**Material for the task**
* * *

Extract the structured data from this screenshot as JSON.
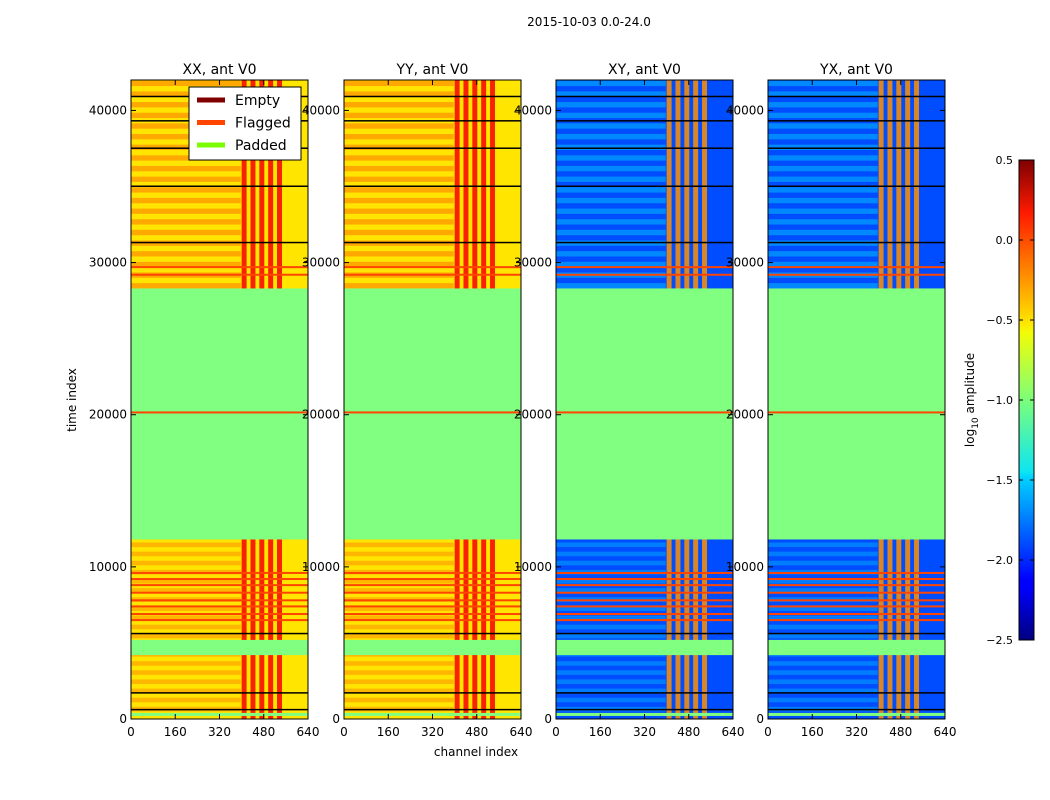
{
  "title": "2015-10-03 0.0-24.0",
  "xlabel": "channel index",
  "ylabel": "time index",
  "chart_data": {
    "type": "heatmap",
    "title": "2015-10-03 0.0-24.0",
    "xlabel": "channel index",
    "ylabel": "time index",
    "xlim": [
      0,
      640
    ],
    "ylim": [
      0,
      42000
    ],
    "xticks": [
      0,
      160,
      320,
      480,
      640
    ],
    "yticks": [
      0,
      10000,
      20000,
      30000,
      40000
    ],
    "xtick_labels": [
      "0",
      "160",
      "320",
      "480",
      "640"
    ],
    "ytick_labels": [
      "0",
      "10000",
      "20000",
      "30000",
      "40000"
    ],
    "panels": [
      {
        "title": "XX, ant V0",
        "product": "XX",
        "base_log_amplitude": -0.55,
        "hot_channels_log_amplitude": 0.15
      },
      {
        "title": "YY, ant V0",
        "product": "YY",
        "base_log_amplitude": -0.55,
        "hot_channels_log_amplitude": 0.15
      },
      {
        "title": "XY, ant V0",
        "product": "XY",
        "base_log_amplitude": -1.9,
        "hot_channels_log_amplitude": -0.3
      },
      {
        "title": "YX, ant V0",
        "product": "YX",
        "base_log_amplitude": -1.9,
        "hot_channels_log_amplitude": -0.3
      }
    ],
    "padded_time_ranges": [
      [
        200,
        400
      ],
      [
        4200,
        5200
      ],
      [
        11800,
        28300
      ]
    ],
    "flagged_rows": [
      6500,
      6900,
      7400,
      7800,
      8300,
      8800,
      9200,
      9600,
      20150,
      29200,
      29700
    ],
    "empty_rows": [
      600,
      1700,
      5600,
      31300,
      35000,
      37500,
      39300,
      40900
    ],
    "legend": {
      "location": "upper-center of first panel",
      "entries": [
        {
          "label": "Empty",
          "color": "#800000"
        },
        {
          "label": "Flagged",
          "color": "#ff4500"
        },
        {
          "label": "Padded",
          "color": "#7cfc00"
        }
      ]
    },
    "colorbar": {
      "label": "log10 amplitude",
      "label_main": "log",
      "label_sub": "10",
      "label_rest": " amplitude",
      "range": [
        -2.5,
        0.5
      ],
      "ticks": [
        0.5,
        0.0,
        -0.5,
        -1.0,
        -1.5,
        -2.0,
        -2.5
      ],
      "tick_labels": [
        "0.5",
        "0.0",
        "−0.5",
        "−1.0",
        "−1.5",
        "−2.0",
        "−2.5"
      ],
      "colormap": "jet"
    }
  }
}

* * *

**Requirements**
Copy every line above that holds the word "ylabel".

**Output of the task**
  "ylabel": "time index",
    "ylabel": "time index",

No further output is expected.